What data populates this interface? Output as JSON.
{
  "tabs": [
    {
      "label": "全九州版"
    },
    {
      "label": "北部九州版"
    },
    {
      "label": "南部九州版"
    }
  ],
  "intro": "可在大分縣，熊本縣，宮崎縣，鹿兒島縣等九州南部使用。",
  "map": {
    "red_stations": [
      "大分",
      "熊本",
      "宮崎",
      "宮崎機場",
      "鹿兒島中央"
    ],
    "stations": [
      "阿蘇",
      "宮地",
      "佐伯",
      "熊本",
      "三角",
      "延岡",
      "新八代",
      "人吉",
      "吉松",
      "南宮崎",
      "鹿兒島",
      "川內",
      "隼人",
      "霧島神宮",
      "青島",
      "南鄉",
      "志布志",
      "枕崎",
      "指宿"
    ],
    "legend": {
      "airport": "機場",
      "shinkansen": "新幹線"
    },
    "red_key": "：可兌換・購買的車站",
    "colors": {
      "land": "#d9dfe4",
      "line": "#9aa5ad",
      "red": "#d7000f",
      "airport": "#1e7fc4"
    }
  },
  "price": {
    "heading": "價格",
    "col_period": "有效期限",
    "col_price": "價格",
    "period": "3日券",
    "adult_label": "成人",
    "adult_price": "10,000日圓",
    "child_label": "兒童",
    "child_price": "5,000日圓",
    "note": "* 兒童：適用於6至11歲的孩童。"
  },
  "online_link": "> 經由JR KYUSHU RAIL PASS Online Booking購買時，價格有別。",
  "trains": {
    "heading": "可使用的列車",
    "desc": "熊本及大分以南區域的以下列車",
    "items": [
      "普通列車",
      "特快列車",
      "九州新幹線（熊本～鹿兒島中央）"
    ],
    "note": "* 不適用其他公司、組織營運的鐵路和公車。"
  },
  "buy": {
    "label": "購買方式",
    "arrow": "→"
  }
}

|---|

Work to be completed:
From the data above, copy each line that holds "note".

Reply to the task:
    "note": "* 兒童：適用於6至11歲的孩童。"
    "note": "* 不適用其他公司、組織營運的鐵路和公車。"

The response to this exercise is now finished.